*WRITTEN INSTRUCTION*. All of the entries must be reproduced exactly, with no images carried over.

Records from a data collection:
▬▬▬▬▬▬

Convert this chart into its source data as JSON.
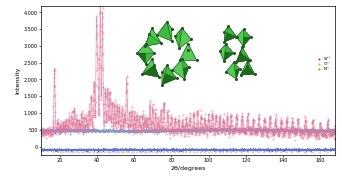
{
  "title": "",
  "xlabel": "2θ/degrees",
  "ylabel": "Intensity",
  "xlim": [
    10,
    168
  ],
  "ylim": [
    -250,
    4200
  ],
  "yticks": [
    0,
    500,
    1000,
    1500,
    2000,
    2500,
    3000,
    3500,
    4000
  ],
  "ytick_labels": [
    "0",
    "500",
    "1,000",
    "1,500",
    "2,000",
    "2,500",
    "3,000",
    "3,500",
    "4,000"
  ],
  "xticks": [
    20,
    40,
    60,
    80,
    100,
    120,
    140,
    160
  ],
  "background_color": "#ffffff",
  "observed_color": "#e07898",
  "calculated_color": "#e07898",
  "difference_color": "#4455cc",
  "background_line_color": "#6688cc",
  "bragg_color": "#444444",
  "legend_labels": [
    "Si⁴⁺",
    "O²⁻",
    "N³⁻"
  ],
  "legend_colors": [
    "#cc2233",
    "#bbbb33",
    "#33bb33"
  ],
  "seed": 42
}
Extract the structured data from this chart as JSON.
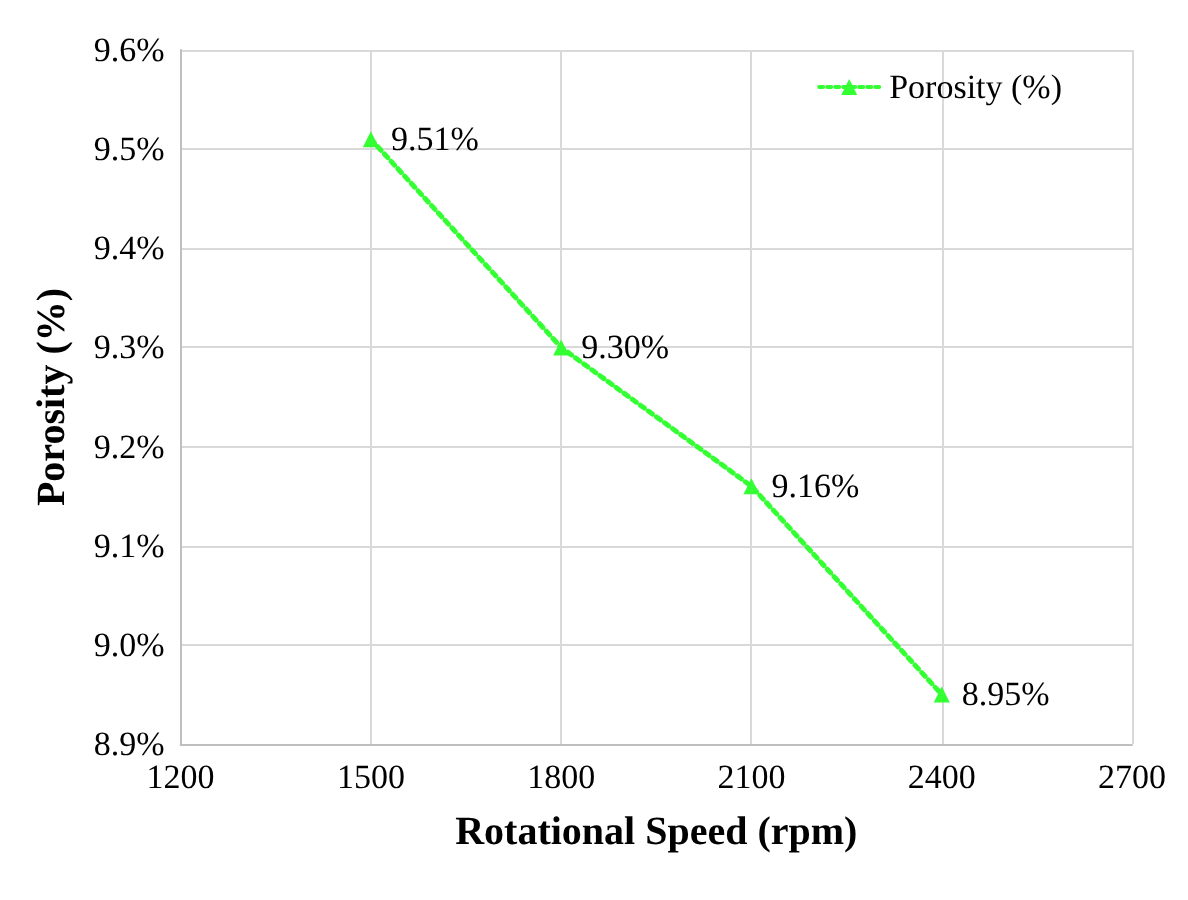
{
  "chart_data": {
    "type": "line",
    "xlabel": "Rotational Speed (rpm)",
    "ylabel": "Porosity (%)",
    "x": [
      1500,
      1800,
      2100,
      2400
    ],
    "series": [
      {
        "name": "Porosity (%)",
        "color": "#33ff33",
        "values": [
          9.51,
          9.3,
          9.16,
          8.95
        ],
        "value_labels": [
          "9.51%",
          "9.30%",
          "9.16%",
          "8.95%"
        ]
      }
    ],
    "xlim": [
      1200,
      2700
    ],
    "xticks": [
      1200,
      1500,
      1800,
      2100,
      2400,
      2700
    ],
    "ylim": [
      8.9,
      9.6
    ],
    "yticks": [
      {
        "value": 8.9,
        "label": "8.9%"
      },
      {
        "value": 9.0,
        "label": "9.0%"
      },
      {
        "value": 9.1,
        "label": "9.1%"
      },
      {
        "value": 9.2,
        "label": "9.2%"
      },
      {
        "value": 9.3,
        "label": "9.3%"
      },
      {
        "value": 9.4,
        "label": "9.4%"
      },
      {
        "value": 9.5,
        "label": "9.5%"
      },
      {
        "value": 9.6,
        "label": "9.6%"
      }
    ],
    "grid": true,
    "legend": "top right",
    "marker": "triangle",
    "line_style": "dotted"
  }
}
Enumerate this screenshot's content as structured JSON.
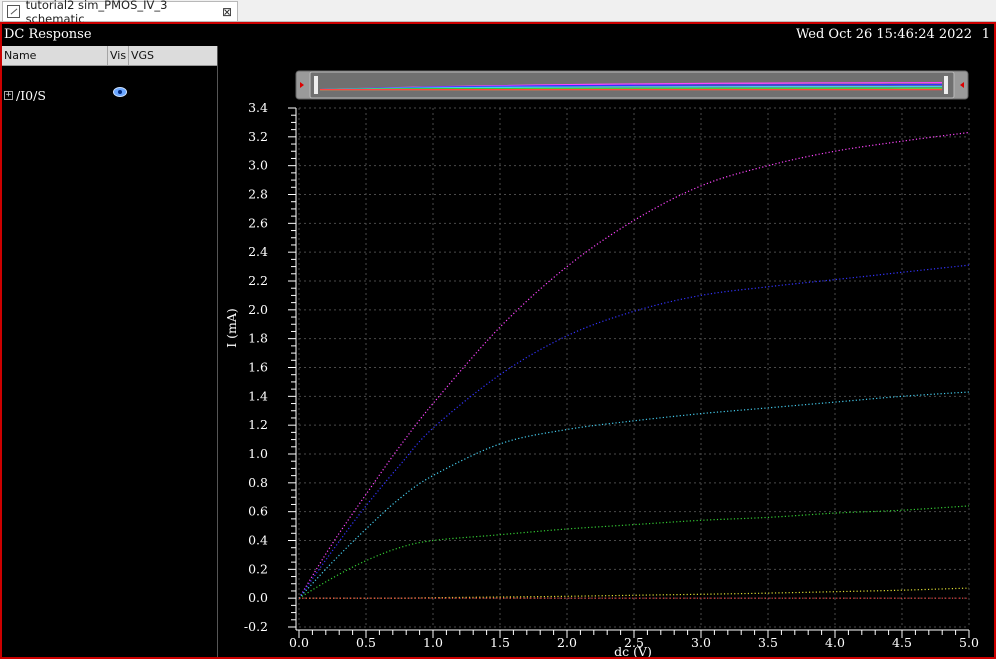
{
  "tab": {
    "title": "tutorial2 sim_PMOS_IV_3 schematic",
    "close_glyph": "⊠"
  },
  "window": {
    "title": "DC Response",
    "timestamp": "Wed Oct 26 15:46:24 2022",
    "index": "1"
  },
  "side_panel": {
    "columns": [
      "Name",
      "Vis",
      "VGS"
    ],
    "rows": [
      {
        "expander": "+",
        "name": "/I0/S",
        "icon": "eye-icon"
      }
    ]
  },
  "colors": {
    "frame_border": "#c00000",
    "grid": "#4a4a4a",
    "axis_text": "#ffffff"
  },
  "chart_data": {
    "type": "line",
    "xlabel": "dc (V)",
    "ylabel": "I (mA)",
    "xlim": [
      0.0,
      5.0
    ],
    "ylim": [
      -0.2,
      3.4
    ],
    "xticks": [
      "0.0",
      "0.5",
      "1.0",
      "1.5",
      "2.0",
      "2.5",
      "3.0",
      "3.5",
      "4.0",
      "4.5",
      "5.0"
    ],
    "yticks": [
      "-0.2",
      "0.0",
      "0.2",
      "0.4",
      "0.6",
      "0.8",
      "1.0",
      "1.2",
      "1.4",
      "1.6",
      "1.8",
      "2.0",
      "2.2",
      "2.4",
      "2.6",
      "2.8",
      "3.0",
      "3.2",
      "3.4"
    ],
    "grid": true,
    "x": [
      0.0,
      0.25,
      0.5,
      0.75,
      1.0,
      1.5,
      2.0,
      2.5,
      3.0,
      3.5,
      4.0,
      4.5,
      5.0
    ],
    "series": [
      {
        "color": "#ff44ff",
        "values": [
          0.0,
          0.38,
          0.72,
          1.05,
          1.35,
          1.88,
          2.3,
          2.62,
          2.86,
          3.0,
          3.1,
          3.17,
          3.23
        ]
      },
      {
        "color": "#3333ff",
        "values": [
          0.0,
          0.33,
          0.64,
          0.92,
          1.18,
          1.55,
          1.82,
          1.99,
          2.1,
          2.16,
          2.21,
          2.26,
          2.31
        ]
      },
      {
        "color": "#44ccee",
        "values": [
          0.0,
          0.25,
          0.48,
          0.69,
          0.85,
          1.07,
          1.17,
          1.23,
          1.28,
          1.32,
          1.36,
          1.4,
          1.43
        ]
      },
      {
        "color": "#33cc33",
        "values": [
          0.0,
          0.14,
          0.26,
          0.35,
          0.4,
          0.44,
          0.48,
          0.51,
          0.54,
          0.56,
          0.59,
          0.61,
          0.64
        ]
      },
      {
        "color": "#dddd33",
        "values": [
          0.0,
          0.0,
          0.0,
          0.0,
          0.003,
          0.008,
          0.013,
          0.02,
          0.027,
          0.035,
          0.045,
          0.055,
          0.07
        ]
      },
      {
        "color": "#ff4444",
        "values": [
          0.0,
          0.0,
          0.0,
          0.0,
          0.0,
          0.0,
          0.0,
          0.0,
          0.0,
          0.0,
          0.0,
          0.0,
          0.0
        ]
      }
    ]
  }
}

▬▬▬▬▬▬

*TASK ANSWER*.
Convert this chart into its source data as JSON.
{
  "title": "",
  "xlabel": "2θ/degrees",
  "ylabel": "Intensity",
  "xlim": [
    10,
    168
  ],
  "ylim": [
    -250,
    4200
  ],
  "yticks": [
    0,
    500,
    1000,
    1500,
    2000,
    2500,
    3000,
    3500,
    4000
  ],
  "ytick_labels": [
    "0",
    "500",
    "1,000",
    "1,500",
    "2,000",
    "2,500",
    "3,000",
    "3,500",
    "4,000"
  ],
  "xticks": [
    20,
    40,
    60,
    80,
    100,
    120,
    140,
    160
  ],
  "background_color": "#ffffff",
  "observed_color": "#e07898",
  "calculated_color": "#e07898",
  "difference_color": "#4455cc",
  "background_line_color": "#6688cc",
  "bragg_color": "#444444",
  "legend_labels": [
    "Si⁴⁺",
    "O²⁻",
    "N³⁻"
  ],
  "legend_colors": [
    "#cc2233",
    "#bbbb33",
    "#33bb33"
  ],
  "seed": 42
}
Extract the structured data from this chart as JSON.
{
  "chart_data": {
    "type": "line",
    "xlabel": "Rotational Speed (rpm)",
    "ylabel": "Porosity (%)",
    "x": [
      1500,
      1800,
      2100,
      2400
    ],
    "series": [
      {
        "name": "Porosity (%)",
        "color": "#33ff33",
        "values": [
          9.51,
          9.3,
          9.16,
          8.95
        ],
        "value_labels": [
          "9.51%",
          "9.30%",
          "9.16%",
          "8.95%"
        ]
      }
    ],
    "xlim": [
      1200,
      2700
    ],
    "xticks": [
      1200,
      1500,
      1800,
      2100,
      2400,
      2700
    ],
    "ylim": [
      8.9,
      9.6
    ],
    "yticks": [
      {
        "value": 8.9,
        "label": "8.9%"
      },
      {
        "value": 9.0,
        "label": "9.0%"
      },
      {
        "value": 9.1,
        "label": "9.1%"
      },
      {
        "value": 9.2,
        "label": "9.2%"
      },
      {
        "value": 9.3,
        "label": "9.3%"
      },
      {
        "value": 9.4,
        "label": "9.4%"
      },
      {
        "value": 9.5,
        "label": "9.5%"
      },
      {
        "value": 9.6,
        "label": "9.6%"
      }
    ],
    "grid": true,
    "legend": "top right",
    "marker": "triangle",
    "line_style": "dotted"
  }
}
Enumerate this screenshot's content as structured JSON.
{
  "tab": {
    "title": "tutorial2 sim_PMOS_IV_3 schematic",
    "close_glyph": "⊠"
  },
  "window": {
    "title": "DC Response",
    "timestamp": "Wed Oct 26 15:46:24 2022",
    "index": "1"
  },
  "side_panel": {
    "columns": [
      "Name",
      "Vis",
      "VGS"
    ],
    "rows": [
      {
        "expander": "+",
        "name": "/I0/S",
        "icon": "eye-icon"
      }
    ]
  },
  "colors": {
    "frame_border": "#c00000",
    "grid": "#4a4a4a",
    "axis_text": "#ffffff"
  },
  "chart_data": {
    "type": "line",
    "xlabel": "dc (V)",
    "ylabel": "I (mA)",
    "xlim": [
      0.0,
      5.0
    ],
    "ylim": [
      -0.2,
      3.4
    ],
    "xticks": [
      "0.0",
      "0.5",
      "1.0",
      "1.5",
      "2.0",
      "2.5",
      "3.0",
      "3.5",
      "4.0",
      "4.5",
      "5.0"
    ],
    "yticks": [
      "-0.2",
      "0.0",
      "0.2",
      "0.4",
      "0.6",
      "0.8",
      "1.0",
      "1.2",
      "1.4",
      "1.6",
      "1.8",
      "2.0",
      "2.2",
      "2.4",
      "2.6",
      "2.8",
      "3.0",
      "3.2",
      "3.4"
    ],
    "grid": true,
    "x": [
      0.0,
      0.25,
      0.5,
      0.75,
      1.0,
      1.5,
      2.0,
      2.5,
      3.0,
      3.5,
      4.0,
      4.5,
      5.0
    ],
    "series": [
      {
        "color": "#ff44ff",
        "values": [
          0.0,
          0.38,
          0.72,
          1.05,
          1.35,
          1.88,
          2.3,
          2.62,
          2.86,
          3.0,
          3.1,
          3.17,
          3.23
        ]
      },
      {
        "color": "#3333ff",
        "values": [
          0.0,
          0.33,
          0.64,
          0.92,
          1.18,
          1.55,
          1.82,
          1.99,
          2.1,
          2.16,
          2.21,
          2.26,
          2.31
        ]
      },
      {
        "color": "#44ccee",
        "values": [
          0.0,
          0.25,
          0.48,
          0.69,
          0.85,
          1.07,
          1.17,
          1.23,
          1.28,
          1.32,
          1.36,
          1.4,
          1.43
        ]
      },
      {
        "color": "#33cc33",
        "values": [
          0.0,
          0.14,
          0.26,
          0.35,
          0.4,
          0.44,
          0.48,
          0.51,
          0.54,
          0.56,
          0.59,
          0.61,
          0.64
        ]
      },
      {
        "color": "#dddd33",
        "values": [
          0.0,
          0.0,
          0.0,
          0.0,
          0.003,
          0.008,
          0.013,
          0.02,
          0.027,
          0.035,
          0.045,
          0.055,
          0.07
        ]
      },
      {
        "color": "#ff4444",
        "values": [
          0.0,
          0.0,
          0.0,
          0.0,
          0.0,
          0.0,
          0.0,
          0.0,
          0.0,
          0.0,
          0.0,
          0.0,
          0.0
        ]
      }
    ]
  }
}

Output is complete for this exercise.